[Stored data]
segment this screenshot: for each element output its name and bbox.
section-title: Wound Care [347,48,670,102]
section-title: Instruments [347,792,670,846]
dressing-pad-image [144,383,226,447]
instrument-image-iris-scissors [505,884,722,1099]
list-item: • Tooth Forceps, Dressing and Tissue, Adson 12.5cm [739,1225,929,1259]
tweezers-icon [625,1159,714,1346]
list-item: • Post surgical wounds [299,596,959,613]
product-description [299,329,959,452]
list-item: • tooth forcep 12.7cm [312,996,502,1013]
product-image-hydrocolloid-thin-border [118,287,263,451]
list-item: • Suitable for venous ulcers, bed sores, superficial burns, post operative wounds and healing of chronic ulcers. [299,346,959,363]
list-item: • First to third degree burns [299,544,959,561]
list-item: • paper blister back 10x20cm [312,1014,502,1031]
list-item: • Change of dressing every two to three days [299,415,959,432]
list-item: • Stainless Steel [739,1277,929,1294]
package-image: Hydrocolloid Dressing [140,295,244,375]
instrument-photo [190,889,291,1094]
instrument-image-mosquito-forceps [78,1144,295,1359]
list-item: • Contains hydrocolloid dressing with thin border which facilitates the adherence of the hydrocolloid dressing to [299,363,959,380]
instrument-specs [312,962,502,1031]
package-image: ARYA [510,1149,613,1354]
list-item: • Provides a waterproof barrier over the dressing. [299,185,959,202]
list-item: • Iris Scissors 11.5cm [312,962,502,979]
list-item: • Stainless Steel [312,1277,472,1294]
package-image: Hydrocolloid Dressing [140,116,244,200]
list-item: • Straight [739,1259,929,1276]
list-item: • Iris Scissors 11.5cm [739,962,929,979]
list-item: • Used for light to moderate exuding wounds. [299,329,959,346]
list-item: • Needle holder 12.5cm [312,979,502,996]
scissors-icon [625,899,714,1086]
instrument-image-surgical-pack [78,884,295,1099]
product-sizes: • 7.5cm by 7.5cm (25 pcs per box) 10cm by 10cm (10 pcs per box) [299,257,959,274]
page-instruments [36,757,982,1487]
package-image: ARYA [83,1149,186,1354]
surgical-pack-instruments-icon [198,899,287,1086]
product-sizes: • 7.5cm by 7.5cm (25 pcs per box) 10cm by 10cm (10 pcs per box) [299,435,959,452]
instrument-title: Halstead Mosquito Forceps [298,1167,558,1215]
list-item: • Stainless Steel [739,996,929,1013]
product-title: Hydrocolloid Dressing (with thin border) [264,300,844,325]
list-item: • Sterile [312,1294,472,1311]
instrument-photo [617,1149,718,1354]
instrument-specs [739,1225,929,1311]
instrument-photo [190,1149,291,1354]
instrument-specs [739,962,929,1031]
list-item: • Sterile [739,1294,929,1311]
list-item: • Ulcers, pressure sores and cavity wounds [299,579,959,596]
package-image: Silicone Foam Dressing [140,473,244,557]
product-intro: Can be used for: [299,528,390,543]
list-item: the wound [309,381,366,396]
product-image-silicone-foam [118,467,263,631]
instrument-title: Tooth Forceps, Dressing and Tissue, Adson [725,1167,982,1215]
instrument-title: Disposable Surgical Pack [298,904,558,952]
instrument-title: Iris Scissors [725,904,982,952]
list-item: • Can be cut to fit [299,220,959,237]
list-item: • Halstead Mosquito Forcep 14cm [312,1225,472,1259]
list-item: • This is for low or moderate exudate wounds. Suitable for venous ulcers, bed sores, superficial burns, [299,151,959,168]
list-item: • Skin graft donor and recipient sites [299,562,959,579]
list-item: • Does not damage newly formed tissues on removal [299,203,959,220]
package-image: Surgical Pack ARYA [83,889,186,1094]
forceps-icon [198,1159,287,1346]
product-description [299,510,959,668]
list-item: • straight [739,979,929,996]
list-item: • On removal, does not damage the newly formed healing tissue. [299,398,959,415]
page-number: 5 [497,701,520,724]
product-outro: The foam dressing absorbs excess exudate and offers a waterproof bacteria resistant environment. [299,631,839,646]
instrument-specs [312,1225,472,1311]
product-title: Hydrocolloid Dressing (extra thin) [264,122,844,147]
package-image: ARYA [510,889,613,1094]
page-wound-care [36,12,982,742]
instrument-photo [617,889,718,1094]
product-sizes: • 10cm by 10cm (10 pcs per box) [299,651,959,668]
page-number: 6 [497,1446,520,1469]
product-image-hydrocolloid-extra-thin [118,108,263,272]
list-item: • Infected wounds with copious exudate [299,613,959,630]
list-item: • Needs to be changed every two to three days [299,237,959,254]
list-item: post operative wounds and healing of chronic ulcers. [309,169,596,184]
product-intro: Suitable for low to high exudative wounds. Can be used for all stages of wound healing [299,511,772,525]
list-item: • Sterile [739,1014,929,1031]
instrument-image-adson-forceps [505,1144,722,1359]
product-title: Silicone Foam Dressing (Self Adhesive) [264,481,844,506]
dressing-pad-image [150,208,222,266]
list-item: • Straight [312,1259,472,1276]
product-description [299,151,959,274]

- **EXERCISE AIM**
Once you have read the data above, print all of it again exactly.

- **EXERCISE RESPONSE**
segment this screenshot: for each element output its name and bbox.
section-title: Wound Care [347,48,670,102]
section-title: Instruments [347,792,670,846]
dressing-pad-image [144,383,226,447]
instrument-image-iris-scissors [505,884,722,1099]
list-item: • Tooth Forceps, Dressing and Tissue, Adson 12.5cm [739,1225,929,1259]
tweezers-icon [625,1159,714,1346]
list-item: • Post surgical wounds [299,596,959,613]
product-description [299,329,959,452]
list-item: • tooth forcep 12.7cm [312,996,502,1013]
product-image-hydrocolloid-thin-border [118,287,263,451]
list-item: • Suitable for venous ulcers, bed sores, superficial burns, post operative wounds and healing of chronic ulcers. [299,346,959,363]
list-item: • First to third degree burns [299,544,959,561]
list-item: • paper blister back 10x20cm [312,1014,502,1031]
list-item: • Change of dressing every two to three days [299,415,959,432]
list-item: • Stainless Steel [739,1277,929,1294]
package-image: Hydrocolloid Dressing [140,295,244,375]
instrument-photo [190,889,291,1094]
instrument-image-mosquito-forceps [78,1144,295,1359]
list-item: • Contains hydrocolloid dressing with thin border which facilitates the adherence of the hydrocolloid dressing to [299,363,959,380]
instrument-specs [312,962,502,1031]
package-image: ARYA [510,1149,613,1354]
list-item: • Provides a waterproof barrier over the dressing. [299,185,959,202]
list-item: • Iris Scissors 11.5cm [312,962,502,979]
list-item: • Stainless Steel [312,1277,472,1294]
package-image: Hydrocolloid Dressing [140,116,244,200]
list-item: • Straight [739,1259,929,1276]
list-item: • Iris Scissors 11.5cm [739,962,929,979]
list-item: • Used for light to moderate exuding wounds. [299,329,959,346]
list-item: • Needle holder 12.5cm [312,979,502,996]
scissors-icon [625,899,714,1086]
instrument-image-surgical-pack [78,884,295,1099]
product-sizes: • 7.5cm by 7.5cm (25 pcs per box) 10cm by 10cm (10 pcs per box) [299,257,959,274]
page-instruments [36,757,982,1487]
package-image: ARYA [83,1149,186,1354]
surgical-pack-instruments-icon [198,899,287,1086]
product-sizes: • 7.5cm by 7.5cm (25 pcs per box) 10cm by 10cm (10 pcs per box) [299,435,959,452]
instrument-title: Halstead Mosquito Forceps [298,1167,558,1215]
list-item: • Stainless Steel [739,996,929,1013]
product-title: Hydrocolloid Dressing (with thin border) [264,300,844,325]
list-item: • Sterile [312,1294,472,1311]
instrument-photo [617,1149,718,1354]
instrument-specs [739,1225,929,1311]
instrument-photo [190,1149,291,1354]
instrument-specs [739,962,929,1031]
list-item: • Sterile [739,1294,929,1311]
list-item: • Ulcers, pressure sores and cavity wounds [299,579,959,596]
package-image: Silicone Foam Dressing [140,473,244,557]
product-intro: Can be used for: [299,528,390,543]
list-item: the wound [309,381,366,396]
product-image-silicone-foam [118,467,263,631]
instrument-title: Tooth Forceps, Dressing and Tissue, Adson [725,1167,982,1215]
instrument-title: Disposable Surgical Pack [298,904,558,952]
instrument-title: Iris Scissors [725,904,982,952]
list-item: • Can be cut to fit [299,220,959,237]
list-item: • Halstead Mosquito Forcep 14cm [312,1225,472,1259]
list-item: • This is for low or moderate exudate wounds. Suitable for venous ulcers, bed sores, superficial burns, [299,151,959,168]
list-item: • Skin graft donor and recipient sites [299,562,959,579]
list-item: • Does not damage newly formed tissues on removal [299,203,959,220]
package-image: Surgical Pack ARYA [83,889,186,1094]
forceps-icon [198,1159,287,1346]
product-description [299,510,959,668]
list-item: • straight [739,979,929,996]
list-item: • On removal, does not damage the newly formed healing tissue. [299,398,959,415]
page-number: 5 [497,701,520,724]
product-outro: The foam dressing absorbs excess exudate and offers a waterproof bacteria resistant environment. [299,631,839,646]
instrument-specs [312,1225,472,1311]
product-title: Hydrocolloid Dressing (extra thin) [264,122,844,147]
package-image: ARYA [510,889,613,1094]
page-wound-care [36,12,982,742]
instrument-photo [617,889,718,1094]
product-sizes: • 10cm by 10cm (10 pcs per box) [299,651,959,668]
page-number: 6 [497,1446,520,1469]
product-image-hydrocolloid-extra-thin [118,108,263,272]
list-item: • Infected wounds with copious exudate [299,613,959,630]
list-item: • Needs to be changed every two to three days [299,237,959,254]
list-item: post operative wounds and healing of chronic ulcers. [309,169,596,184]
product-intro: Suitable for low to high exudative wounds. Can be used for all stages of wound healing [299,511,772,525]
list-item: • Sterile [739,1014,929,1031]
instrument-image-adson-forceps [505,1144,722,1359]
product-title: Silicone Foam Dressing (Self Adhesive) [264,481,844,506]
dressing-pad-image [150,208,222,266]
list-item: • Straight [312,1259,472,1276]
product-description [299,151,959,274]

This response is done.